Survei global yang dilakukan oleh Ipsos semakin mempertegas paradoks ini. Bagaimana mungkin individu-individu di negara-negara dengan tingkat kemiskinan yang tinggi justru melaporkan tingkat kebahagiaan yang lebih tinggi daripada mereka yang hidup dalam kenyamanan materi? Apakah ini menunjukkan bahwa kebahagiaan sejati tidak bergantung pada harta benda?
Mungkinkah kunci kebahagiaan terletak pada ekspektasi kita? Ketika kita terus-menerus mengharapkan lebih, kita menciptakan standar yang sulit dipenuhi, sehingga mudah merasa kecewa dan tidak puas. Sebaliknya, mereka yang memiliki ekspektasi lebih rendah cenderung lebih mudah merasa bahagia dan puas dengan apa yang mereka miliki, meskipun secara materi mereka memiliki lebih sedikit. Apakah ini berarti kita harus menurunkan standar hidup kita untuk mencapai kebahagiaan? Atau adakah cara untuk menemukan keseimbangan antara ambisi dan rasa syukur?

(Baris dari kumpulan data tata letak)
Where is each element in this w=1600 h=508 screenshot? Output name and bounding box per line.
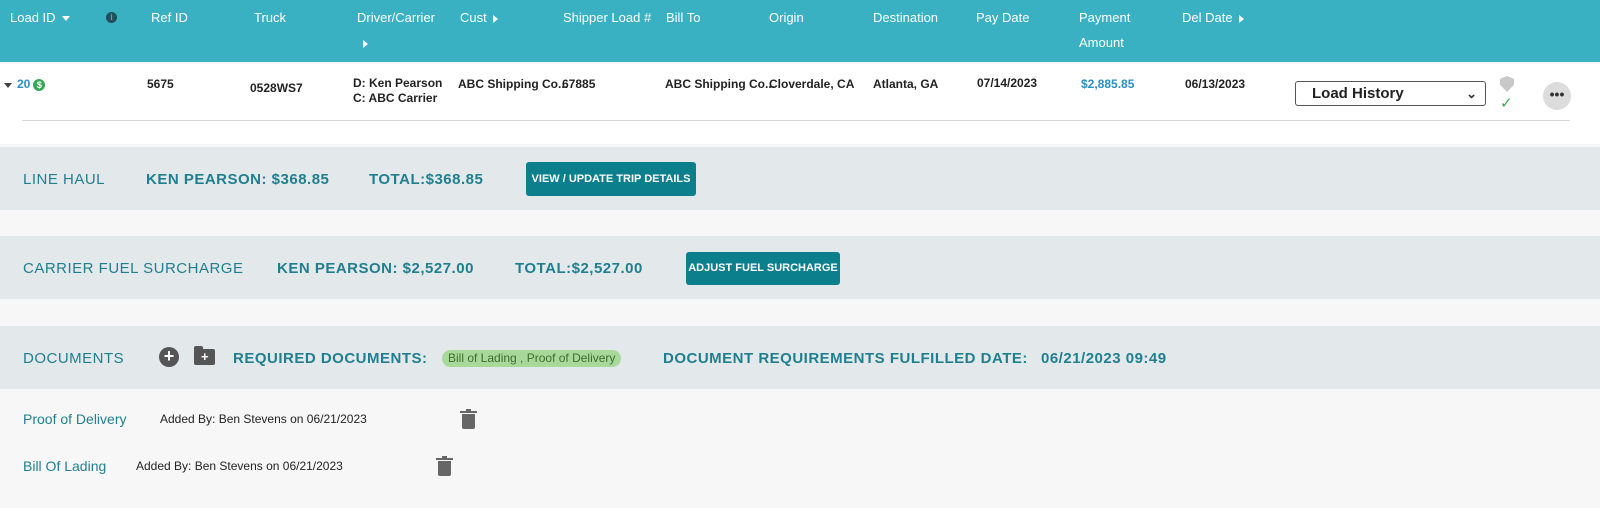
chevron-down-icon: ⌄ [1466,86,1477,101]
col-payment-amount-line2: Amount [1079,35,1124,50]
payment-amount-link[interactable]: $2,885.85 [1081,77,1134,91]
driver-cell: D: Ken Pearson [353,76,443,90]
fuel-title: CARRIER FUEL SURCHARGE [23,260,244,277]
fulfilled-date-value: 06/21/2023 09:49 [1041,350,1167,367]
trash-icon[interactable] [436,456,453,476]
divider [22,120,1570,121]
folder-add-icon[interactable]: + [194,346,215,365]
col-del-date-label: Del Date [1182,10,1233,25]
col-driver-carrier[interactable]: Driver/Carrier [357,10,435,51]
col-load-id[interactable]: Load ID [10,10,70,26]
col-cust-label: Cust [460,10,487,25]
col-pay-date[interactable]: Pay Date [976,10,1029,26]
add-document-icon[interactable]: + [159,347,179,367]
carrier-cell: C: ABC Carrier [353,91,438,105]
load-id-link[interactable]: 20 [17,77,30,91]
line-haul-title: LINE HAUL [23,171,106,188]
destination-cell: Atlanta, GA [873,77,939,91]
info-icon[interactable]: i [106,12,117,23]
col-payment-amount[interactable]: Payment Amount [1079,10,1130,51]
required-documents-label: REQUIRED DOCUMENTS: [233,350,428,367]
load-history-select-value: Load History [1312,85,1404,102]
view-update-trip-button[interactable]: VIEW / UPDATE TRIP DETAILS [526,162,696,196]
load-id-cell[interactable]: 20 $ [17,77,46,91]
expand-right-icon [492,14,498,23]
col-shipper-load[interactable]: Shipper Load # [563,10,651,26]
document-meta: Added By: Ben Stevens on 06/21/2023 [160,412,367,426]
more-options-button[interactable]: ••• [1543,82,1571,110]
cust-cell: ABC Shipping Co... [458,77,568,91]
col-payment-amount-line1: Payment [1079,10,1131,25]
col-del-date[interactable]: Del Date [1182,10,1244,26]
sort-down-icon [61,16,70,22]
load-history-select[interactable]: Load History ⌄ [1295,81,1486,106]
del-date-cell: 06/13/2023 [1185,77,1246,91]
pay-date-cell: 07/14/2023 [977,76,1038,90]
col-driver-carrier-label: Driver/Carrier [357,10,435,25]
col-truck[interactable]: Truck [254,10,286,26]
origin-cell: Cloverdale, CA [769,77,855,91]
line-haul-driver-amount: KEN PEARSON: $368.85 [146,171,330,188]
fuel-total: TOTAL:$2,527.00 [515,260,643,277]
col-origin[interactable]: Origin [769,10,804,26]
adjust-fuel-surcharge-button[interactable]: ADJUST FUEL SURCHARGE [686,252,840,285]
documents-title: DOCUMENTS [23,350,125,367]
col-destination[interactable]: Destination [873,10,938,26]
line-haul-total: TOTAL:$368.85 [369,171,484,188]
trash-icon[interactable] [460,409,477,429]
truck-cell: 0528WS7 [250,81,303,95]
ref-id-cell: 5675 [147,77,174,91]
col-cust[interactable]: Cust [460,10,498,26]
table-header: Load ID i Ref ID Truck Driver/Carrier Cu… [0,0,1600,62]
shipper-load-cell: 67885 [562,77,596,91]
fuel-driver-amount: KEN PEARSON: $2,527.00 [277,260,474,277]
document-link[interactable]: Proof of Delivery [23,411,126,427]
row-expand-icon[interactable] [4,83,12,88]
folder-add-plus: + [201,349,209,364]
document-meta: Added By: Ben Stevens on 06/21/2023 [136,459,343,473]
expand-right-icon[interactable] [363,39,368,48]
document-link[interactable]: Bill Of Lading [23,458,106,474]
check-icon: ✓ [1500,95,1513,112]
fulfilled-date-label: DOCUMENT REQUIREMENTS FULFILLED DATE: [663,350,1028,367]
bill-to-cell: ABC Shipping Co... [665,77,775,91]
dollar-icon: $ [33,78,46,91]
expand-right-icon [1238,14,1244,23]
col-load-id-label: Load ID [10,10,56,25]
col-bill-to[interactable]: Bill To [666,10,700,26]
required-documents-badge: Bill of Lading , Proof of Delivery [442,350,622,367]
col-ref-id[interactable]: Ref ID [151,10,188,26]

> _ISI TUGAS_:
Lanjutkan teks tentang paradoks kebahagiaan dan kekayaan materi mulai dari kalimat terakhirnya. Baris-baris tersebut tidak berkaitan dengan teks.

> _HASIL TUGAS_:
Temuan bahwa penduduk negara-negara miskin justru lebih bahagia daripada mereka yang hidup berkecukupan materi memang menarik untuk direnungkan. Ini bertentangan dengan gambaran kebahagiaan versi Hollywood, yang seringkali dikaitkan dengan kesenangan dan kepemilikan materi.
Agaknya kunci kebahagiaan terletak pada kemampuan kita untuk bersyukur atas hal-hal kecil dalam hidup. Sementara di negara-negara maju, ekspektasi yang tinggi dan dorongan untuk terus-menerus memperoleh lebih banyak barang materi dapat menciptakan rasa tidak puas yang abadi. Kita hidup di era di mana kebahagiaan sering kali "dijual" melalui iklan dan pemasaran yang gencar. Perusahaan-perusahaan berusaha meyakinkan kita bahwa kebahagiaan dapat ditemukan dalam produk mereka, mulai dari perhiasan mewah hingga gadget terbaru.
Saya ingat ketika masih kecil, sering mendengar jingle di radio yang mengatakan, "Kebahagiaan adalah cokelat bernama Silver Queen" Meskipun saat itu saya tidak terlalu mempedulikan cokelat tersebut, jingle itu tetap terngiang di benak saya. Namun, bahkan sebagai anak kecil, saya sudah skeptis terhadap gagasan bahwa kebahagiaan bisa dibeli dalam bentuk cokelat.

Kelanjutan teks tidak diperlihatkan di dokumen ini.